→ Required task: Locate the word "Intensity" in the data below, then copy every line that holds it.

Figure collection entries:
*-*-*
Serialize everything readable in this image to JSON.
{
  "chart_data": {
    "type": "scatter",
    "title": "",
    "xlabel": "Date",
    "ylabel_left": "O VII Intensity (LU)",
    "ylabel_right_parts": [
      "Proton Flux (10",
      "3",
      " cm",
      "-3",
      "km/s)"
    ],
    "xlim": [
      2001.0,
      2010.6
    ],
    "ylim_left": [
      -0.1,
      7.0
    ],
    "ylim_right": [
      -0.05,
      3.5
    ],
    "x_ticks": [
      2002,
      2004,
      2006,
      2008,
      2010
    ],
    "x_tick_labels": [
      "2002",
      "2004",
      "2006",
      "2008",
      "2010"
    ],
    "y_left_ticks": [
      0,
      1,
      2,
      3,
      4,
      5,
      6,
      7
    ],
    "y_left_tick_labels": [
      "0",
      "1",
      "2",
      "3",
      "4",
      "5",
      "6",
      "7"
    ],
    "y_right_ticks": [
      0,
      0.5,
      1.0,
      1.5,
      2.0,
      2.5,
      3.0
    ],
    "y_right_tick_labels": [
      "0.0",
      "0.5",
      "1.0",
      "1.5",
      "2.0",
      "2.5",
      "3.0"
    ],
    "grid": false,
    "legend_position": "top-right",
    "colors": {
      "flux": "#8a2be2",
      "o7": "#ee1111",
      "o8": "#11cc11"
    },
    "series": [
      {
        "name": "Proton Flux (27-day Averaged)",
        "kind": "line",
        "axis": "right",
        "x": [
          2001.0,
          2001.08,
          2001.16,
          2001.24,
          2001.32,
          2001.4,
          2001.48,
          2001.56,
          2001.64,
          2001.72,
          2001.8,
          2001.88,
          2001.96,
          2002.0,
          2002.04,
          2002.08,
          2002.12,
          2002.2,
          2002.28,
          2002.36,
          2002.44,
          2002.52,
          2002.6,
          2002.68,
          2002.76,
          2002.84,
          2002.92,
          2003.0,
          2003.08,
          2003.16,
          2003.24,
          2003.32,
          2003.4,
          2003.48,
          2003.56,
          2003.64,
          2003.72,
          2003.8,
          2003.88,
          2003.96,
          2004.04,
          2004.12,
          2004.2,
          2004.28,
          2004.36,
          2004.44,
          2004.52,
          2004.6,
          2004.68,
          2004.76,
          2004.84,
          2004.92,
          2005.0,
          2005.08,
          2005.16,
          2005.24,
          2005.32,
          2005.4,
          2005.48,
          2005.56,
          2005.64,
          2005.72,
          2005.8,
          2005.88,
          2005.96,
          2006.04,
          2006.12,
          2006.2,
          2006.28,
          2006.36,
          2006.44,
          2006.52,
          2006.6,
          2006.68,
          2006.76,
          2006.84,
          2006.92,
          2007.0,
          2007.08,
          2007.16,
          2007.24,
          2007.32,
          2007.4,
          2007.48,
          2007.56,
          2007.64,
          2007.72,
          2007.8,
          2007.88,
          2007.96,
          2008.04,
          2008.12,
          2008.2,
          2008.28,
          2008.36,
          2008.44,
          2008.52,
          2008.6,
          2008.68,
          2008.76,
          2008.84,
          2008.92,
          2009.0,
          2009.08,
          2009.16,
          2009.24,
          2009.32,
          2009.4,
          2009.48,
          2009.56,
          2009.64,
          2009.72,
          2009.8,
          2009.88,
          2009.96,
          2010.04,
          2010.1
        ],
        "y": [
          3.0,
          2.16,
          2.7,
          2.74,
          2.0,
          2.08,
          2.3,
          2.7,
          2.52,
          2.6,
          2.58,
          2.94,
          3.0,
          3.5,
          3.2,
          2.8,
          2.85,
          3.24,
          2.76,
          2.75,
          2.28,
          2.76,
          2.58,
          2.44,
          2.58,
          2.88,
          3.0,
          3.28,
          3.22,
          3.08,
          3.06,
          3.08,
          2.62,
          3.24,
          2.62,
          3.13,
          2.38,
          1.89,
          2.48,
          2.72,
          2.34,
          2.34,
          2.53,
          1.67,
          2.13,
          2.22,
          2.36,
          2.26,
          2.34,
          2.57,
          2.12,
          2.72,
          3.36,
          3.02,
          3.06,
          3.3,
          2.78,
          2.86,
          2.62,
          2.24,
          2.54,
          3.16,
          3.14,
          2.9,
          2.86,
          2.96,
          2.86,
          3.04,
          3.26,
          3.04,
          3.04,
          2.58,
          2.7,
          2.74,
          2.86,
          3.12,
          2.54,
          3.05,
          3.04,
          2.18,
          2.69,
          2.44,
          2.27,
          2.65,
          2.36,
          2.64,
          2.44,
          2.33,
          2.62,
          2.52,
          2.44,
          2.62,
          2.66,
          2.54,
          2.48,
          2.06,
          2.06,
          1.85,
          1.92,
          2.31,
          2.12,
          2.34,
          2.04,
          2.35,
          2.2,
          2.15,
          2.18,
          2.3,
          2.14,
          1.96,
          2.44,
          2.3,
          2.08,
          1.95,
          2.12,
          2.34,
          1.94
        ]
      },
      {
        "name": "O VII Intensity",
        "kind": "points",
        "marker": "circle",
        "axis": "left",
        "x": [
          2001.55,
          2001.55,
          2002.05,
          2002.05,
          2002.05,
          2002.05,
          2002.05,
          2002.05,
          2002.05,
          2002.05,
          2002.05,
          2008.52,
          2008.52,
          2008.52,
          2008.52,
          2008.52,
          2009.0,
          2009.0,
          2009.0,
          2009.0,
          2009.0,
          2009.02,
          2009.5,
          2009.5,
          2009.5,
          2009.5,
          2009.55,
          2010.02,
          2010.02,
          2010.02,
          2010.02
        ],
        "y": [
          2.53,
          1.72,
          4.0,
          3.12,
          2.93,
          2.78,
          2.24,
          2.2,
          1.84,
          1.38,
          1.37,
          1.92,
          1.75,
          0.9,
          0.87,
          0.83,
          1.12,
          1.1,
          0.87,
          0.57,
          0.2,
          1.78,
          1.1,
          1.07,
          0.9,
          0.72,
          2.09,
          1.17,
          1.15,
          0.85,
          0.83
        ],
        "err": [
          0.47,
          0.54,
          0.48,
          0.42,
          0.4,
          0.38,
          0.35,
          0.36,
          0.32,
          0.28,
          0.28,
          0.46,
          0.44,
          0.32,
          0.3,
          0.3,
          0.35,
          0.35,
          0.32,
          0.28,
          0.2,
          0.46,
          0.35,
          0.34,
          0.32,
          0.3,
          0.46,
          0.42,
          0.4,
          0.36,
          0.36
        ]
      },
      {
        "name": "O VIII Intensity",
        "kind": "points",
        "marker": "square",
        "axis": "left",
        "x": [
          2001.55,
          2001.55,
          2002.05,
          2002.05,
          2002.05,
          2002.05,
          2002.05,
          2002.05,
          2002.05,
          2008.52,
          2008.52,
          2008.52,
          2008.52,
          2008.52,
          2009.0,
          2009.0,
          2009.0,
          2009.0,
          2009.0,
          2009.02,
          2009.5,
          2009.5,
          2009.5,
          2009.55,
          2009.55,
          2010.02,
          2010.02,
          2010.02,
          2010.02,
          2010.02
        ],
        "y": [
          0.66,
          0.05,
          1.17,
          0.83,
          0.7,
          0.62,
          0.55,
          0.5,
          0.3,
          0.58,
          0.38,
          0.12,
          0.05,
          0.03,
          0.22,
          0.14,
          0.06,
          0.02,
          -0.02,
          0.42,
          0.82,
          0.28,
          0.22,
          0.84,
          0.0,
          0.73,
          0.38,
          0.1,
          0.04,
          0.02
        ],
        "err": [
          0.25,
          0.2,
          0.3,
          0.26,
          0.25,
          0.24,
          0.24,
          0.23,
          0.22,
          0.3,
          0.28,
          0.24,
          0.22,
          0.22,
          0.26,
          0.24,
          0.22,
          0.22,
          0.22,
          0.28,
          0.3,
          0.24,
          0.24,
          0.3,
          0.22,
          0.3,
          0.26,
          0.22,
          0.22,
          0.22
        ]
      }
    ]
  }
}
*-*-*
→ The completed task:
    "ylabel_left": "O VII Intensity (LU)",
        "name": "O VII Intensity",
        "name": "O VIII Intensity",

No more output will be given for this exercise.